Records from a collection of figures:
★ ★ ★ ★ ★
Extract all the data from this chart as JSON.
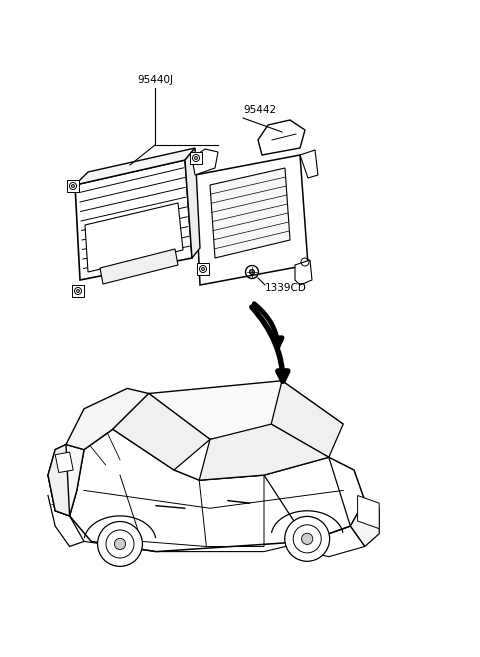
{
  "bg_color": "#ffffff",
  "fig_width": 4.8,
  "fig_height": 6.57,
  "dpi": 100,
  "label_fontsize": 7.5,
  "line_color": "#000000",
  "label_95440J": "95440J",
  "label_95442": "95442",
  "label_1339CD": "1339CD"
}
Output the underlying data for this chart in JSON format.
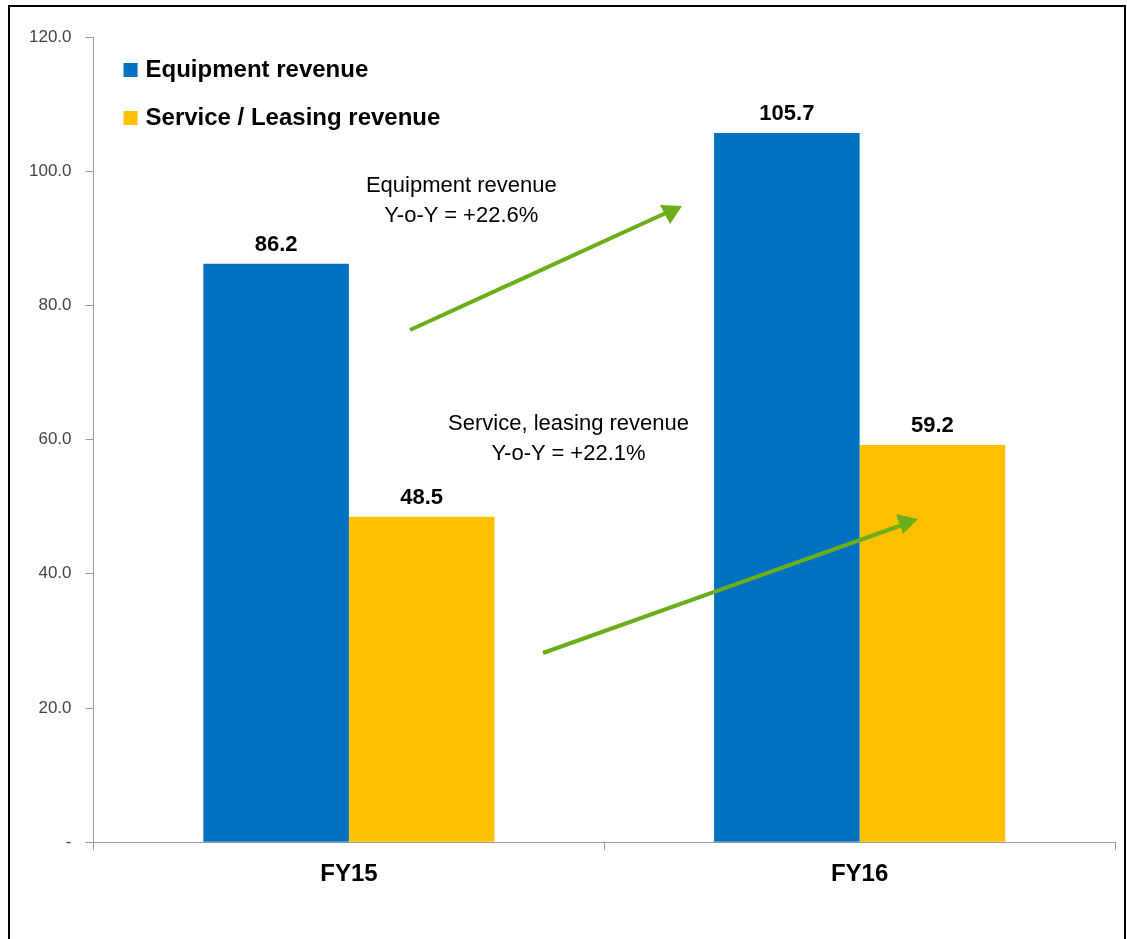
★ ★ ★ ★ ★
THE REQUEST: Transcribe the material exactly, leaving every picture out.

ANSWER FOR THE TASK:
Extract all the data from this chart as JSON.
{
  "bg_color": "#ffffff",
  "fig_width": 4.8,
  "fig_height": 6.57,
  "dpi": 100,
  "label_fontsize": 7.5,
  "line_color": "#000000",
  "label_95440J": "95440J",
  "label_95442": "95442",
  "label_1339CD": "1339CD"
}
Output the underlying data for this chart in JSON format.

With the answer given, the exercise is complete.